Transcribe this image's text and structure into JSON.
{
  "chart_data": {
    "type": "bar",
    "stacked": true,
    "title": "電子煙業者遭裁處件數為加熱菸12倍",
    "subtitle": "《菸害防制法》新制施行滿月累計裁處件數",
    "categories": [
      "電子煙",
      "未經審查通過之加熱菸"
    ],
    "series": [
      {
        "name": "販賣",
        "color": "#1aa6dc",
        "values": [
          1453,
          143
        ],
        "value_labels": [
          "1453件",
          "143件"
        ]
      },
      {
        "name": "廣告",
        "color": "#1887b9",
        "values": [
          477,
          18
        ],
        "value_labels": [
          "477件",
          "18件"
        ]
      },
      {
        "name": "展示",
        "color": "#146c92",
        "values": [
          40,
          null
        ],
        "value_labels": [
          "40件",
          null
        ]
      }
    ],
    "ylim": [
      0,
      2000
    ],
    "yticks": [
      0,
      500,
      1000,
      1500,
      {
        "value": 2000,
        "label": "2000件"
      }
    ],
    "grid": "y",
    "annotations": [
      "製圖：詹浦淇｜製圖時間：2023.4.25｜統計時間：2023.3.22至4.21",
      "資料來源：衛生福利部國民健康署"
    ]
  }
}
+++
* Exercise task: Look for "color" and pull out every line that has it.

* Exercise response:
        "color": "#1aa6dc",
        "color": "#1887b9",
        "color": "#146c92",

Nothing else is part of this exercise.